[EXERCISE GOAL] Can you write out all of the material below, word for word?

[RECORD LIST]
—————
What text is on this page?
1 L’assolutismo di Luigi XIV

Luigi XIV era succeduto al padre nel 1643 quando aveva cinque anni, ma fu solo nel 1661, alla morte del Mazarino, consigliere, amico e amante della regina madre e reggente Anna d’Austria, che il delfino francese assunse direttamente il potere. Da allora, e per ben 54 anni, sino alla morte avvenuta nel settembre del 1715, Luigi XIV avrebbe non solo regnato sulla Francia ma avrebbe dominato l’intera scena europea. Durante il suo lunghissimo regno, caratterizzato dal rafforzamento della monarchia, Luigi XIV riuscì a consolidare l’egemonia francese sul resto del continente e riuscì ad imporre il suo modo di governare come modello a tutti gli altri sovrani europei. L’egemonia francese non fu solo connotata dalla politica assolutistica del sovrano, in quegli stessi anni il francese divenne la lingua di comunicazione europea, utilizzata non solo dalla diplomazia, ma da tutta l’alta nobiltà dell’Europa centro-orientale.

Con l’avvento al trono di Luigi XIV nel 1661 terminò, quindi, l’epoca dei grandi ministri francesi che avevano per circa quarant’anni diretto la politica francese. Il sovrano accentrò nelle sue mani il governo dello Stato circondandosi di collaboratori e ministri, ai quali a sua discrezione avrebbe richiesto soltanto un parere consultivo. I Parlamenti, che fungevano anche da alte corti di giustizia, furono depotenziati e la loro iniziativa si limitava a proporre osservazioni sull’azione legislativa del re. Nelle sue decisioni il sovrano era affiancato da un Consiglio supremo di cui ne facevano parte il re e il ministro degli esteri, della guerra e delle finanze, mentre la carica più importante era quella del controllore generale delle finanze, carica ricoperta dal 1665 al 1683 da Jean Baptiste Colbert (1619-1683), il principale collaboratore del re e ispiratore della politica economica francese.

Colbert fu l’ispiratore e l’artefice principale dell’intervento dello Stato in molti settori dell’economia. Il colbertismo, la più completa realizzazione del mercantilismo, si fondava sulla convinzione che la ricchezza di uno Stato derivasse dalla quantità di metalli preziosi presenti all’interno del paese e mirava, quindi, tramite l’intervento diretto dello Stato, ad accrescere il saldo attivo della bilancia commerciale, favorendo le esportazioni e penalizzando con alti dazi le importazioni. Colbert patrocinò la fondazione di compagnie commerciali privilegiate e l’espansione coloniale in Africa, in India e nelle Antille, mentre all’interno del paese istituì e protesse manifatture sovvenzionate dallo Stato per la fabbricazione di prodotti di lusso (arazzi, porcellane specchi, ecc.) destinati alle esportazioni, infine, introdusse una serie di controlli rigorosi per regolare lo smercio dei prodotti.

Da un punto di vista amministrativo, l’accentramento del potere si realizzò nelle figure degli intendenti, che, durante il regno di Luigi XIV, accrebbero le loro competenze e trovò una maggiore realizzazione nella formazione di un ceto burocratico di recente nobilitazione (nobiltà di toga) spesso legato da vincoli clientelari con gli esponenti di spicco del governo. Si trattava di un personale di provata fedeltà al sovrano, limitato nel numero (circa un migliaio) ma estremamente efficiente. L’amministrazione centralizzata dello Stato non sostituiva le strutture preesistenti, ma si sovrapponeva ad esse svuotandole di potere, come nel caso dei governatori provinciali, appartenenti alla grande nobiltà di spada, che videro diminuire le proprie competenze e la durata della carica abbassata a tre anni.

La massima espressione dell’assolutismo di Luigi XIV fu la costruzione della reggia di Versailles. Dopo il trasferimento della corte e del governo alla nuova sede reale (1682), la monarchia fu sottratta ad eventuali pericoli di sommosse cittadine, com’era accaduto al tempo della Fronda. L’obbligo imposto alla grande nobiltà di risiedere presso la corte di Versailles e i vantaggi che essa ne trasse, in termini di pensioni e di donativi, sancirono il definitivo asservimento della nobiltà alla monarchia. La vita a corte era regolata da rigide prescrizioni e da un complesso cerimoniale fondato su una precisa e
—————
[REPLY TO THE TASK]
What text is on this page?
1 L’assolutismo di Luigi XIV

Luigi XIV era succeduto al padre nel 1643 quando aveva cinque anni, ma fu solo nel 1661, alla morte del Mazarino, consigliere, amico e amante della regina madre e reggente Anna d’Austria, che il delfino francese assunse direttamente il potere. Da allora, e per ben 54 anni, sino alla morte avvenuta nel settembre del 1715, Luigi XIV avrebbe non solo regnato sulla Francia ma avrebbe dominato l’intera scena europea. Durante il suo lunghissimo regno, caratterizzato dal rafforzamento della monarchia, Luigi XIV riuscì a consolidare l’egemonia francese sul resto del continente e riuscì ad imporre il suo modo di governare come modello a tutti gli altri sovrani europei. L’egemonia francese non fu solo connotata dalla politica assolutistica del sovrano, in quegli stessi anni il francese divenne la lingua di comunicazione europea, utilizzata non solo dalla diplomazia, ma da tutta l’alta nobiltà dell’Europa centro-orientale.

Con l’avvento al trono di Luigi XIV nel 1661 terminò, quindi, l’epoca dei grandi ministri francesi che avevano per circa quarant’anni diretto la politica francese. Il sovrano accentrò nelle sue mani il governo dello Stato circondandosi di collaboratori e ministri, ai quali a sua discrezione avrebbe richiesto soltanto un parere consultivo. I Parlamenti, che fungevano anche da alte corti di giustizia, furono depotenziati e la loro iniziativa si limitava a proporre osservazioni sull’azione legislativa del re. Nelle sue decisioni il sovrano era affiancato da un Consiglio supremo di cui ne facevano parte il re e il ministro degli esteri, della guerra e delle finanze, mentre la carica più importante era quella del controllore generale delle finanze, carica ricoperta dal 1665 al 1683 da Jean Baptiste Colbert (1619-1683), il principale collaboratore del re e ispiratore della politica economica francese.

Colbert fu l’ispiratore e l’artefice principale dell’intervento dello Stato in molti settori dell’economia. Il colbertismo, la più completa realizzazione del mercantilismo, si fondava sulla convinzione che la ricchezza di uno Stato derivasse dalla quantità di metalli preziosi presenti all’interno del paese e mirava, quindi, tramite l’intervento diretto dello Stato, ad accrescere il saldo attivo della bilancia commerciale, favorendo le esportazioni e penalizzando con alti dazi le importazioni. Colbert patrocinò la fondazione di compagnie commerciali privilegiate e l’espansione coloniale in Africa, in India e nelle Antille, mentre all’interno del paese istituì e protesse manifatture sovvenzionate dallo Stato per la fabbricazione di prodotti di lusso (arazzi, porcellane specchi, ecc.) destinati alle esportazioni, infine, introdusse una serie di controlli rigorosi per regolare lo smercio dei prodotti.

Da un punto di vista amministrativo, l’accentramento del potere si realizzò nelle figure degli intendenti, che, durante il regno di Luigi XIV, accrebbero le loro competenze e trovò una maggiore realizzazione nella formazione di un ceto burocratico di recente nobilitazione (nobiltà di toga) spesso legato da vincoli clientelari con gli esponenti di spicco del governo. Si trattava di un personale di provata fedeltà al sovrano, limitato nel numero (circa un migliaio) ma estremamente efficiente. L’amministrazione centralizzata dello Stato non sostituiva le strutture preesistenti, ma si sovrapponeva ad esse svuotandole di potere, come nel caso dei governatori provinciali, appartenenti alla grande nobiltà di spada, che videro diminuire le proprie competenze e la durata della carica abbassata a tre anni.

La massima espressione dell’assolutismo di Luigi XIV fu la costruzione della reggia di Versailles. Dopo il trasferimento della corte e del governo alla nuova sede reale (1682), la monarchia fu sottratta ad eventuali pericoli di sommosse cittadine, com’era accaduto al tempo della Fronda. L’obbligo imposto alla grande nobiltà di risiedere presso la corte di Versailles e i vantaggi che essa ne trasse, in termini di pensioni e di donativi, sancirono il definitivo asservimento della nobiltà alla monarchia. La vita a corte era regolata da rigide prescrizioni e da un complesso cerimoniale fondato su una precisa e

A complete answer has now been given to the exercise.